-- Directive --
Using the data below, copy every line that contains the word "structured".
------------------------------------------------------------------------
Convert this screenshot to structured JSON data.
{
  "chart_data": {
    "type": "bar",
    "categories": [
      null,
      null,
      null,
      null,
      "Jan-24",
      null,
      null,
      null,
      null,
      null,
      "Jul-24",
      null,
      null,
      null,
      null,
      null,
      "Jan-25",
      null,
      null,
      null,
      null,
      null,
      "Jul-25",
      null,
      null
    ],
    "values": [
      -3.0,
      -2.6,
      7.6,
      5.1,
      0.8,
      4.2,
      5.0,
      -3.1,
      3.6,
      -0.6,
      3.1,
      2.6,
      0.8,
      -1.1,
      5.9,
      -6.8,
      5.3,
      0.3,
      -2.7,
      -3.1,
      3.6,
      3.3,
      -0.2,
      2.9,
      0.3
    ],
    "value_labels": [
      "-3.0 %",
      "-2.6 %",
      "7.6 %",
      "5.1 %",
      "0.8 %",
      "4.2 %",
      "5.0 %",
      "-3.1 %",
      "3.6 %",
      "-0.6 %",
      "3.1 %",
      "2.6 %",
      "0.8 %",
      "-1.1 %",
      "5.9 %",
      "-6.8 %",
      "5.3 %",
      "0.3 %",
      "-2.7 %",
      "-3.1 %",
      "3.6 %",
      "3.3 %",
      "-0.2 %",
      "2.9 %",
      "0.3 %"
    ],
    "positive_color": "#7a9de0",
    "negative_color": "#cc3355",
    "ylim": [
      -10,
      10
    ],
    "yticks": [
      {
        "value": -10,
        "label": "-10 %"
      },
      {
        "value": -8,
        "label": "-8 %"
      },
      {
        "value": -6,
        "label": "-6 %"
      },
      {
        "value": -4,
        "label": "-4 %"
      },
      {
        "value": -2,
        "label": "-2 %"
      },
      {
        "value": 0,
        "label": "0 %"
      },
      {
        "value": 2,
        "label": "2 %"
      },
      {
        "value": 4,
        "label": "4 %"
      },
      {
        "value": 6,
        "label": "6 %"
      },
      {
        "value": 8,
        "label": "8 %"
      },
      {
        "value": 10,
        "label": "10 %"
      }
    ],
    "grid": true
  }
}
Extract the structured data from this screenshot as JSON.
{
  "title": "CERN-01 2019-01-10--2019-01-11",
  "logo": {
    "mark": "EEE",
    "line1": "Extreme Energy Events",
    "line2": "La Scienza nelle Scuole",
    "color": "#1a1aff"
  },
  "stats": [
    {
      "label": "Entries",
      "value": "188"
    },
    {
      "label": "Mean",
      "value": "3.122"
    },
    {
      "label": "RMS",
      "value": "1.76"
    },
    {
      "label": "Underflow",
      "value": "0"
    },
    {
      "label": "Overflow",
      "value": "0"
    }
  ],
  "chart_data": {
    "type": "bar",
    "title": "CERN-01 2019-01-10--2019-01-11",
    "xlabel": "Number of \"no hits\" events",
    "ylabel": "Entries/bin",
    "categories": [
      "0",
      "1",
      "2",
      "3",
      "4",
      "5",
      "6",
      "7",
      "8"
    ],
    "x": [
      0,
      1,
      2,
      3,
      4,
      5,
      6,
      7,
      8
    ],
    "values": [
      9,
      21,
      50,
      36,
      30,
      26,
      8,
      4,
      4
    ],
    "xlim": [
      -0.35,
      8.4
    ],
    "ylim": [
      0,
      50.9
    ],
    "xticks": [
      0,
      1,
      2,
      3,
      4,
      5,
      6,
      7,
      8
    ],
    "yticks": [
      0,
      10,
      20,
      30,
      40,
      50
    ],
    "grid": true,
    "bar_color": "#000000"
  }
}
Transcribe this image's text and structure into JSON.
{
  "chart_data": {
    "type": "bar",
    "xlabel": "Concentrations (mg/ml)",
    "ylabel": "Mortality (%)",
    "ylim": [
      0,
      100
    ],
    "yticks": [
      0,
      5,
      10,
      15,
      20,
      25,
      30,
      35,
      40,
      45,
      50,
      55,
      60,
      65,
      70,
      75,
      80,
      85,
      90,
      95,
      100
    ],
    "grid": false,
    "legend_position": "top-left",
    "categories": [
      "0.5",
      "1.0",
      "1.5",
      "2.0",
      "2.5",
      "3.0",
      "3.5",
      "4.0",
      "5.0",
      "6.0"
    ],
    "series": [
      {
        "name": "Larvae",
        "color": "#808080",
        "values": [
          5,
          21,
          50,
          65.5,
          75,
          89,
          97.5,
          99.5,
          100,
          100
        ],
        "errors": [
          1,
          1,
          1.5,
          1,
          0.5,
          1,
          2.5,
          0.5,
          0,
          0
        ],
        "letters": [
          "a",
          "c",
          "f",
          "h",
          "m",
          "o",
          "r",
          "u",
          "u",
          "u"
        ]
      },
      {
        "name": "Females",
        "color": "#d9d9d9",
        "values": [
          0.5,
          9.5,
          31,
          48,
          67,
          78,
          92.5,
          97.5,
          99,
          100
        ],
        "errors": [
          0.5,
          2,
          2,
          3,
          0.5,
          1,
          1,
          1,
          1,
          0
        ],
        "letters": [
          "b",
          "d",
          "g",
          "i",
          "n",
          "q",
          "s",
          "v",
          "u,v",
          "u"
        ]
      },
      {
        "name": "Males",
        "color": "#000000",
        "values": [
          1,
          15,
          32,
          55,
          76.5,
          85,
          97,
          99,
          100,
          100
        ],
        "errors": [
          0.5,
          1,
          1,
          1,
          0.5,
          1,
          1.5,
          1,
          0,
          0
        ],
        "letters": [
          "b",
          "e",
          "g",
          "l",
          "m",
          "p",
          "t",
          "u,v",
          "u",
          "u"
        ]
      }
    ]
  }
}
------------------------------------------------------------------------
-- Response to the task --
Convert this screenshot to structured JSON data.
Extract the structured data from this screenshot as JSON.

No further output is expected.